"""
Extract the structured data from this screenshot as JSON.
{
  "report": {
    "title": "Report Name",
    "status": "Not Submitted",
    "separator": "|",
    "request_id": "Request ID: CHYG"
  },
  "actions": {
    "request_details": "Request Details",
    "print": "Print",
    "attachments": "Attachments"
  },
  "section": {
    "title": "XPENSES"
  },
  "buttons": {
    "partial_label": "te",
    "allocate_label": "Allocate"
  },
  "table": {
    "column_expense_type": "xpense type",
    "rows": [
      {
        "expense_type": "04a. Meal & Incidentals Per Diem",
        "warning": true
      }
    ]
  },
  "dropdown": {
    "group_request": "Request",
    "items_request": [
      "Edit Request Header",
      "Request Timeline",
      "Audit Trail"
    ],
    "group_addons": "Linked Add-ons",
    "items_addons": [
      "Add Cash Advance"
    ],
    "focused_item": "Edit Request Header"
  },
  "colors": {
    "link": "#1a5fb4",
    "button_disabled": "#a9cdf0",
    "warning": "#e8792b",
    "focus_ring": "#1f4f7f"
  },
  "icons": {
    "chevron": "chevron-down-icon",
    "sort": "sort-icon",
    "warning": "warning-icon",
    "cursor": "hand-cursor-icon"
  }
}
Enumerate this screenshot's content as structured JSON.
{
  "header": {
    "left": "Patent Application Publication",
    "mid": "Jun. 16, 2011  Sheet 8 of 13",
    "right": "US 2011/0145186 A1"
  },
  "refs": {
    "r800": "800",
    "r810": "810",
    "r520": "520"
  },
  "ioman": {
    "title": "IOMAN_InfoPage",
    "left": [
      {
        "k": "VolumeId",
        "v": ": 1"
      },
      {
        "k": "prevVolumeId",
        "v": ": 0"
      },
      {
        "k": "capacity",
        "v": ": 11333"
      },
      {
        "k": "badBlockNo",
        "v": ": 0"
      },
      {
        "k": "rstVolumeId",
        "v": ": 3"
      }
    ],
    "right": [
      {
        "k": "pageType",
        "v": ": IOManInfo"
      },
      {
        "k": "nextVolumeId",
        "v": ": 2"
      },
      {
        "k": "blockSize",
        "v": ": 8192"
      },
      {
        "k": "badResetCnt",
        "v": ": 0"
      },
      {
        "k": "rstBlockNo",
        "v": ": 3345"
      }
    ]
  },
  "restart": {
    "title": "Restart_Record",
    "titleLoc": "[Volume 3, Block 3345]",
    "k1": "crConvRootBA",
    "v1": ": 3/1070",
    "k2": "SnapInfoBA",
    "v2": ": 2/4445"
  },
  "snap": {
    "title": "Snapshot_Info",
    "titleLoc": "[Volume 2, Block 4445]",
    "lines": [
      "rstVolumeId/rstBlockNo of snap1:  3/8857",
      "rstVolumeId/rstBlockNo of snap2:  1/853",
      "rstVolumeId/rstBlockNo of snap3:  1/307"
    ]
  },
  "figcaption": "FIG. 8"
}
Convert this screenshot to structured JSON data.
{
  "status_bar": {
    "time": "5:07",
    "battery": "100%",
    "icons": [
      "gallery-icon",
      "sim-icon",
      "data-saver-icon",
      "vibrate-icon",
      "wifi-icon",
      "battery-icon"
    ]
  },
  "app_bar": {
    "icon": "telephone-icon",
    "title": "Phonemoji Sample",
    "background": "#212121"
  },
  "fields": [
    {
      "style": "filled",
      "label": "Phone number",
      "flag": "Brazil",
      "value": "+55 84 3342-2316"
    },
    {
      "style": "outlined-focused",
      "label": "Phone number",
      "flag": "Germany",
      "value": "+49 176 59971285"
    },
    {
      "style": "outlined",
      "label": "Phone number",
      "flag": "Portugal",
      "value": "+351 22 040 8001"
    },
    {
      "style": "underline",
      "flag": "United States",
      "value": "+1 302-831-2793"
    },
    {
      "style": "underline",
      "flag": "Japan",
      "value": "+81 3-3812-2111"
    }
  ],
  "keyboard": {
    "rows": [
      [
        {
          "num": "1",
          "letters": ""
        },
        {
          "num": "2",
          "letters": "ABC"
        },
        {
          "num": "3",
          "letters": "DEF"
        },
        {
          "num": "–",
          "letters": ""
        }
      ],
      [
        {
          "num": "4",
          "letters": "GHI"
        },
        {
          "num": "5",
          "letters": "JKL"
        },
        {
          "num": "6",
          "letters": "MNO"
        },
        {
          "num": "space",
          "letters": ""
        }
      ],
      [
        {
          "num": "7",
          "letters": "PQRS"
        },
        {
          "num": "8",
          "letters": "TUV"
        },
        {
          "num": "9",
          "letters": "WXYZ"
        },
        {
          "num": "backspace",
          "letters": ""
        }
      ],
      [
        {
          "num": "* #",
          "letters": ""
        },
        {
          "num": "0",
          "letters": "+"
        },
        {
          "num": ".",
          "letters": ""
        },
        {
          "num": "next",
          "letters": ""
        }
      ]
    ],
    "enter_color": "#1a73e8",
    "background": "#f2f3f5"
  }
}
"""
Set problem
Track down every line of the material containing the string "rstBlockNo", and copy it.

Solved exercise
        "k": "rstBlockNo",
      "rstVolumeId/rstBlockNo of snap1:  3/8857",
      "rstVolumeId/rstBlockNo of snap2:  1/853",
      "rstVolumeId/rstBlockNo of snap3:  1/307"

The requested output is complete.